=== TASK OBJECTIVE ===
Locate each line in the records containing "玉垒浮云变古今". Copy it.

=== RECORDED INFORMATION ===
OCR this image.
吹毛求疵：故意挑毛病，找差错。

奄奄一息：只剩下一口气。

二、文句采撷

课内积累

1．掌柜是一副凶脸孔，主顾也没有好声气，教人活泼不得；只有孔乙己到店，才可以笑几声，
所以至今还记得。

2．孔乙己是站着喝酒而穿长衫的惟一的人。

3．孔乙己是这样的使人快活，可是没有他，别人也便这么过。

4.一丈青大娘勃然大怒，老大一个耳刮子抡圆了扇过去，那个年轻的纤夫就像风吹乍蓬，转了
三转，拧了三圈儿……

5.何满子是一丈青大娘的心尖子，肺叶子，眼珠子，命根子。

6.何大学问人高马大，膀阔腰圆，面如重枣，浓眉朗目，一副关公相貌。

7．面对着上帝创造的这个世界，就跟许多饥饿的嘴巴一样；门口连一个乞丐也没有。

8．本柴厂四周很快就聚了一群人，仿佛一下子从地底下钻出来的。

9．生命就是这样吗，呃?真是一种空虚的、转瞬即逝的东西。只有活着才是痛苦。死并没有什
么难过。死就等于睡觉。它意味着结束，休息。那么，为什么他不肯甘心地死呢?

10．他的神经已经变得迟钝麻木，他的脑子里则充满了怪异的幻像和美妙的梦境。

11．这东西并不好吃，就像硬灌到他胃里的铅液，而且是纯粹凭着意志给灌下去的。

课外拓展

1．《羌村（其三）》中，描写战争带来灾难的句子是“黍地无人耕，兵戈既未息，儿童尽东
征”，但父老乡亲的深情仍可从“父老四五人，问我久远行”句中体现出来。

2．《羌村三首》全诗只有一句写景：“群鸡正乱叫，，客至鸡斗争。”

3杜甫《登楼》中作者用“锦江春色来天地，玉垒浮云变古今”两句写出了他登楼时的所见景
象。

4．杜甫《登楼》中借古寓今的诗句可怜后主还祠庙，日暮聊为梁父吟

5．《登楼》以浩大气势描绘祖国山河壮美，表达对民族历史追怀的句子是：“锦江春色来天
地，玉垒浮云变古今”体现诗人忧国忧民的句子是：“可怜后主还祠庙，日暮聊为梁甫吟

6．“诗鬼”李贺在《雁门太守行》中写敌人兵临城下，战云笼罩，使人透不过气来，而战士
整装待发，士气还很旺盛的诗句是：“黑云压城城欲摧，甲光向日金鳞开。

=== COMPLETE OUTPUT ===
3杜甫《登楼》中作者用“锦江春色来天地，玉垒浮云变古今”两句写出了他登楼时的所见景
地，玉垒浮云变古今”体现诗人忧国忧民的句子是：“可怜后主还祠庙，日暮聊为梁甫吟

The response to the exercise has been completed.